Copy out each entry precisely; no image belongs in the result.

● ● ● ● ● ● ●

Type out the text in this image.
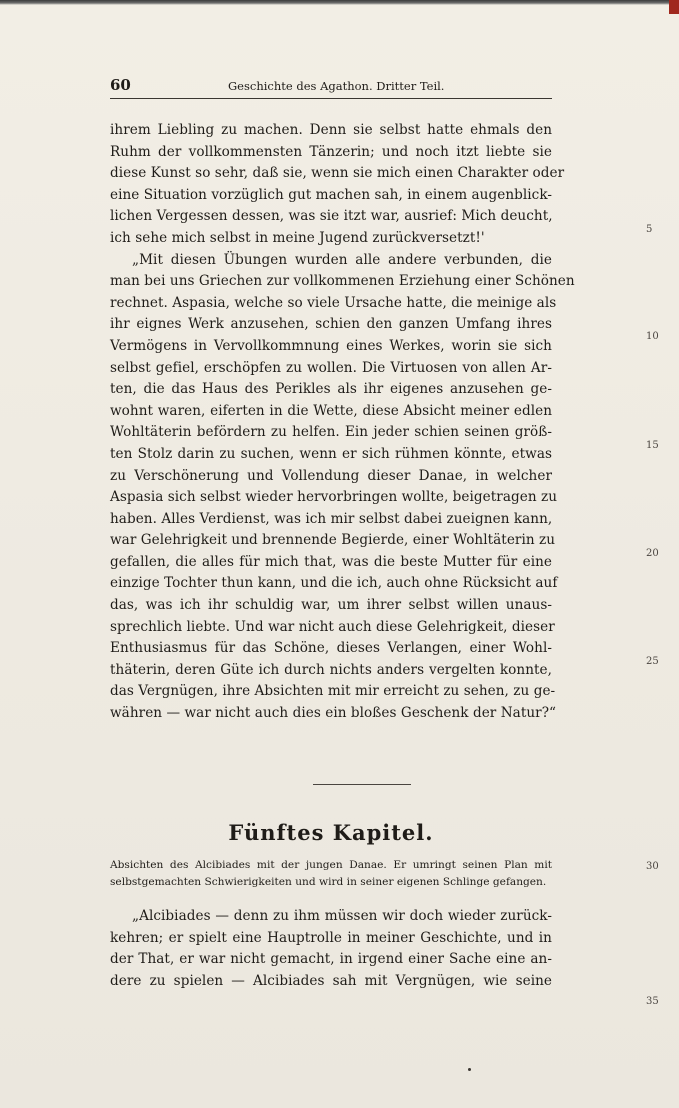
60	Geschichte des Agathon. Dritter Teil.
ihrem Liebling zu machen. Denn sie selbst hatte ehmals den
Ruhm der vollkommensten Tänzerin; und noch itzt liebte sie
diese Kunst so sehr, daß sie, wenn sie mich einen Charakter oder
eine Situation vorzüglich gut machen sah, in einem augenblick-
lichen Vergessen dessen, was sie itzt war, ausrief: Mich deucht,
ich sehe mich selbst in meine Jugend zurückversetzt!'
„Mit diesen Übungen wurden alle andere verbunden, die
man bei uns Griechen zur vollkommenen Erziehung einer Schönen
rechnet. Aspasia, welche so viele Ursache hatte, die meinige als
ihr eignes Werk anzusehen, schien den ganzen Umfang ihres
Vermögens in Vervollkommnung eines Werkes, worin sie sich
selbst gefiel, erschöpfen zu wollen. Die Virtuosen von allen Ar-
ten, die das Haus des Perikles als ihr eigenes anzusehen ge-
wohnt waren, eiferten in die Wette, diese Absicht meiner edlen
Wohltäterin befördern zu helfen. Ein jeder schien seinen größ-
ten Stolz darin zu suchen, wenn er sich rühmen könnte, etwas
zu Verschönerung und Vollendung dieser Danae, in welcher
Aspasia sich selbst wieder hervorbringen wollte, beigetragen zu
haben. Alles Verdienst, was ich mir selbst dabei zueignen kann,
war Gelehrigkeit und brennende Begierde, einer Wohltäterin zu
gefallen, die alles für mich that, was die beste Mutter für eine
einzige Tochter thun kann, und die ich, auch ohne Rücksicht auf
das, was ich ihr schuldig war, um ihrer selbst willen unaus-
sprechlich liebte. Und war nicht auch diese Gelehrigkeit, dieser
Enthusiasmus für das Schöne, dieses Verlangen, einer Wohl-
thäterin, deren Güte ich durch nichts anders vergelten konnte,
das Vergnügen, ihre Absichten mit mir erreicht zu sehen, zu ge-
währen — war nicht auch dies ein bloßes Geschenk der Natur?“
5
10
15
20
25
30
35
Fünftes Kapitel.
Absichten des Alcibiades mit der jungen Danae. Er umringt seinen Plan mit
selbstgemachten Schwierigkeiten und wird in seiner eigenen Schlinge gefangen.
„Alcibiades — denn zu ihm müssen wir doch wieder zurück-
kehren; er spielt eine Hauptrolle in meiner Geschichte, und in
der That, er war nicht gemacht, in irgend einer Sache eine an-
dere zu spielen — Alcibiades sah mit Vergnügen, wie seine
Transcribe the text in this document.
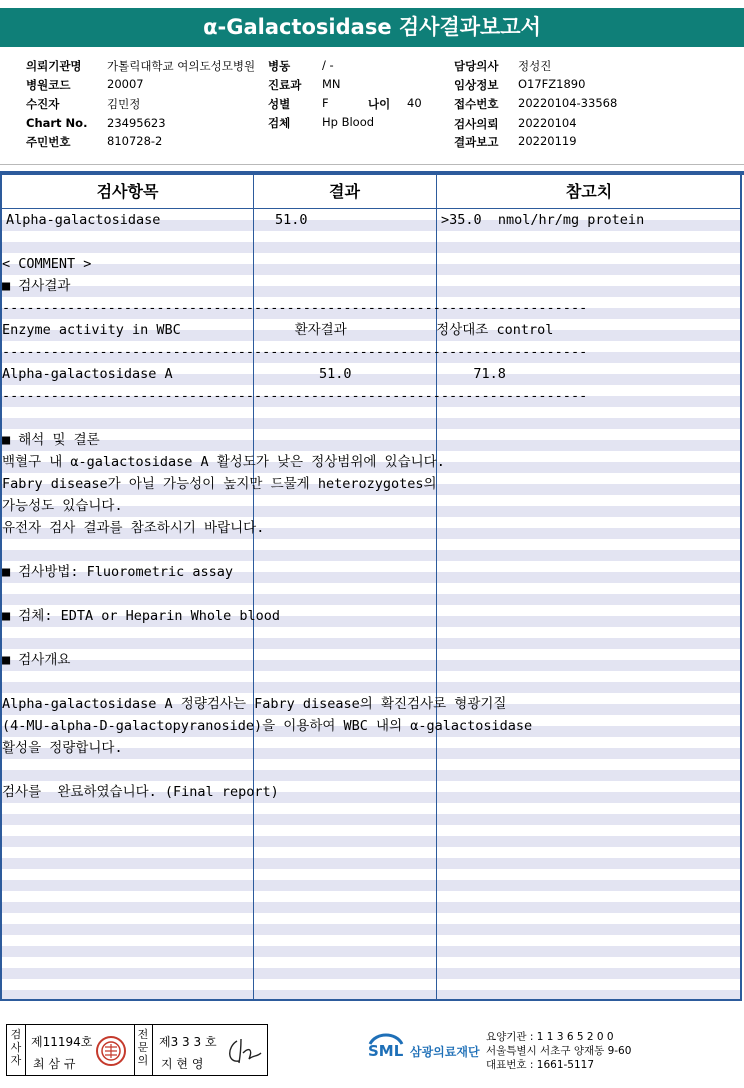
α-Galactosidase 검사결과보고서
의뢰기관명 가톨릭대학교 여의도성모병원 병동	/ -	담당의사 정성진
병원코드	20007	진료과 MN	임상정보 O17FZ1890
수진자	김민정	성별	F	나이 40	접수번호 20220104-33568
Chart No. 23495623	검체	Hp Blood	검사의뢰 20220104
주민번호	810728-2	결과보고 20220119
검사항목	결과	참고치
Alpha-galactosidase	51.0	>35.0  nmol/hr/mg protein
< COMMENT >
■ 검사결과
------------------------------------------------------------------------
Enzyme activity in WBC              환자결과           정상대조 control
------------------------------------------------------------------------
Alpha-galactosidase A                  51.0               71.8
------------------------------------------------------------------------
■ 해석 및 결론
백혈구 내 α-galactosidase A 활성도가 낮은 정상범위에 있습니다.
Fabry disease가 아닐 가능성이 높지만 드물게 heterozygotes의
가능성도 있습니다.
유전자 검사 결과를 참조하시기 바랍니다.
■ 검사방법: Fluorometric assay
■ 검체: EDTA or Heparin Whole blood
■ 검사개요
Alpha-galactosidase A 정량검사는 Fabry disease의 확진검사로 형광기질
(4-MU-alpha-D-galactopyranoside)을 이용하여 WBC 내의 α-galactosidase
활성을 정량합니다.
검사를  완료하였습니다. (Final report)
검
사
자
제11194호
최 삼 규
전
문
의
제3 3 3 호
지 현 영
SML 삼광의료재단
요양기관 : 1 1 3 6 5 2 0 0
서울특별시 서초구 양재동 9-60
대표번호 : 1661-5117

● ● ● ● ● ● ●

▶ _Answer to this task_:
Type out the text in this image.
60	Geschichte des Agathon. Dritter Teil.
ihrem Liebling zu machen. Denn sie selbst hatte ehmals den
Ruhm der vollkommensten Tänzerin; und noch itzt liebte sie
diese Kunst so sehr, daß sie, wenn sie mich einen Charakter oder
eine Situation vorzüglich gut machen sah, in einem augenblick-
lichen Vergessen dessen, was sie itzt war, ausrief: Mich deucht,
ich sehe mich selbst in meine Jugend zurückversetzt!'
„Mit diesen Übungen wurden alle andere verbunden, die
man bei uns Griechen zur vollkommenen Erziehung einer Schönen
rechnet. Aspasia, welche so viele Ursache hatte, die meinige als
ihr eignes Werk anzusehen, schien den ganzen Umfang ihres
Vermögens in Vervollkommnung eines Werkes, worin sie sich
selbst gefiel, erschöpfen zu wollen. Die Virtuosen von allen Ar-
ten, die das Haus des Perikles als ihr eigenes anzusehen ge-
wohnt waren, eiferten in die Wette, diese Absicht meiner edlen
Wohltäterin befördern zu helfen. Ein jeder schien seinen größ-
ten Stolz darin zu suchen, wenn er sich rühmen könnte, etwas
zu Verschönerung und Vollendung dieser Danae, in welcher
Aspasia sich selbst wieder hervorbringen wollte, beigetragen zu
haben. Alles Verdienst, was ich mir selbst dabei zueignen kann,
war Gelehrigkeit und brennende Begierde, einer Wohltäterin zu
gefallen, die alles für mich that, was die beste Mutter für eine
einzige Tochter thun kann, und die ich, auch ohne Rücksicht auf
das, was ich ihr schuldig war, um ihrer selbst willen unaus-
sprechlich liebte. Und war nicht auch diese Gelehrigkeit, dieser
Enthusiasmus für das Schöne, dieses Verlangen, einer Wohl-
thäterin, deren Güte ich durch nichts anders vergelten konnte,
das Vergnügen, ihre Absichten mit mir erreicht zu sehen, zu ge-
währen — war nicht auch dies ein bloßes Geschenk der Natur?“
5
10
15
20
25
30
35
Fünftes Kapitel.
Absichten des Alcibiades mit der jungen Danae. Er umringt seinen Plan mit
selbstgemachten Schwierigkeiten und wird in seiner eigenen Schlinge gefangen.
„Alcibiades — denn zu ihm müssen wir doch wieder zurück-
kehren; er spielt eine Hauptrolle in meiner Geschichte, und in
der That, er war nicht gemacht, in irgend einer Sache eine an-
dere zu spielen — Alcibiades sah mit Vergnügen, wie seine
Transcribe the text in this document.
α-Galactosidase 검사결과보고서
의뢰기관명 가톨릭대학교 여의도성모병원 병동	/ -	담당의사 정성진
병원코드	20007	진료과 MN	임상정보 O17FZ1890
수진자	김민정	성별	F	나이 40	접수번호 20220104-33568
Chart No. 23495623	검체	Hp Blood	검사의뢰 20220104
주민번호	810728-2	결과보고 20220119
검사항목	결과	참고치
Alpha-galactosidase	51.0	>35.0  nmol/hr/mg protein
< COMMENT >
■ 검사결과
------------------------------------------------------------------------
Enzyme activity in WBC              환자결과           정상대조 control
------------------------------------------------------------------------
Alpha-galactosidase A                  51.0               71.8
------------------------------------------------------------------------
■ 해석 및 결론
백혈구 내 α-galactosidase A 활성도가 낮은 정상범위에 있습니다.
Fabry disease가 아닐 가능성이 높지만 드물게 heterozygotes의
가능성도 있습니다.
유전자 검사 결과를 참조하시기 바랍니다.
■ 검사방법: Fluorometric assay
■ 검체: EDTA or Heparin Whole blood
■ 검사개요
Alpha-galactosidase A 정량검사는 Fabry disease의 확진검사로 형광기질
(4-MU-alpha-D-galactopyranoside)을 이용하여 WBC 내의 α-galactosidase
활성을 정량합니다.
검사를  완료하였습니다. (Final report)
검
사
자
제11194호
최 삼 규
전
문
의
제3 3 3 호
지 현 영
SML 삼광의료재단
요양기관 : 1 1 3 6 5 2 0 0
서울특별시 서초구 양재동 9-60
대표번호 : 1661-5117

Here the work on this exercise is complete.